▶ [Stated exercise]
Search the data for the word "values". Reproduce every line where it is found.

Stored data
⟨

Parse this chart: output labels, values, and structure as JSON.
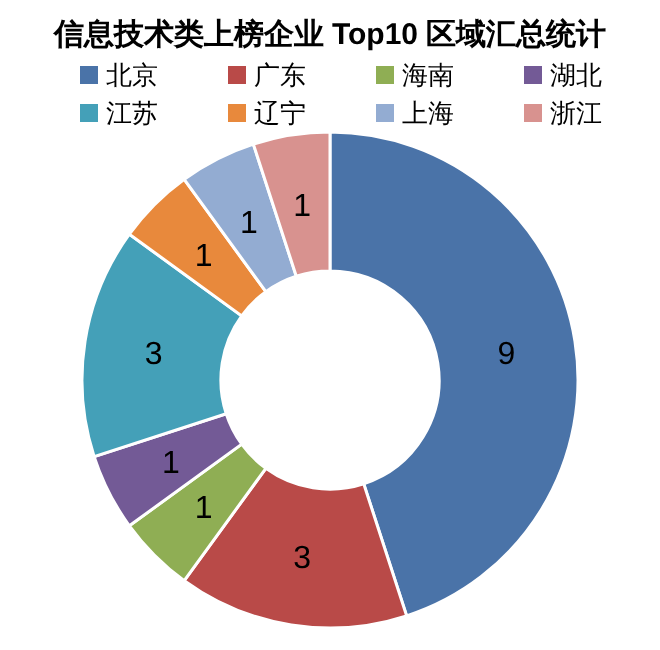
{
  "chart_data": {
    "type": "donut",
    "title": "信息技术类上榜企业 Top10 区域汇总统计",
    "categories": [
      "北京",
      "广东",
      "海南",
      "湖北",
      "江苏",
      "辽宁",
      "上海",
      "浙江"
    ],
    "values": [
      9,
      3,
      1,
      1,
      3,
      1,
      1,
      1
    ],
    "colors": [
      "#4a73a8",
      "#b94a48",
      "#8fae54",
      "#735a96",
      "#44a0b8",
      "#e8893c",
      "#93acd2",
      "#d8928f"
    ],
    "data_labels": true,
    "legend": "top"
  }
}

⟩

▶ [The solution]
Parse this chart: output labels, values, and structure as JSON.
    "values": [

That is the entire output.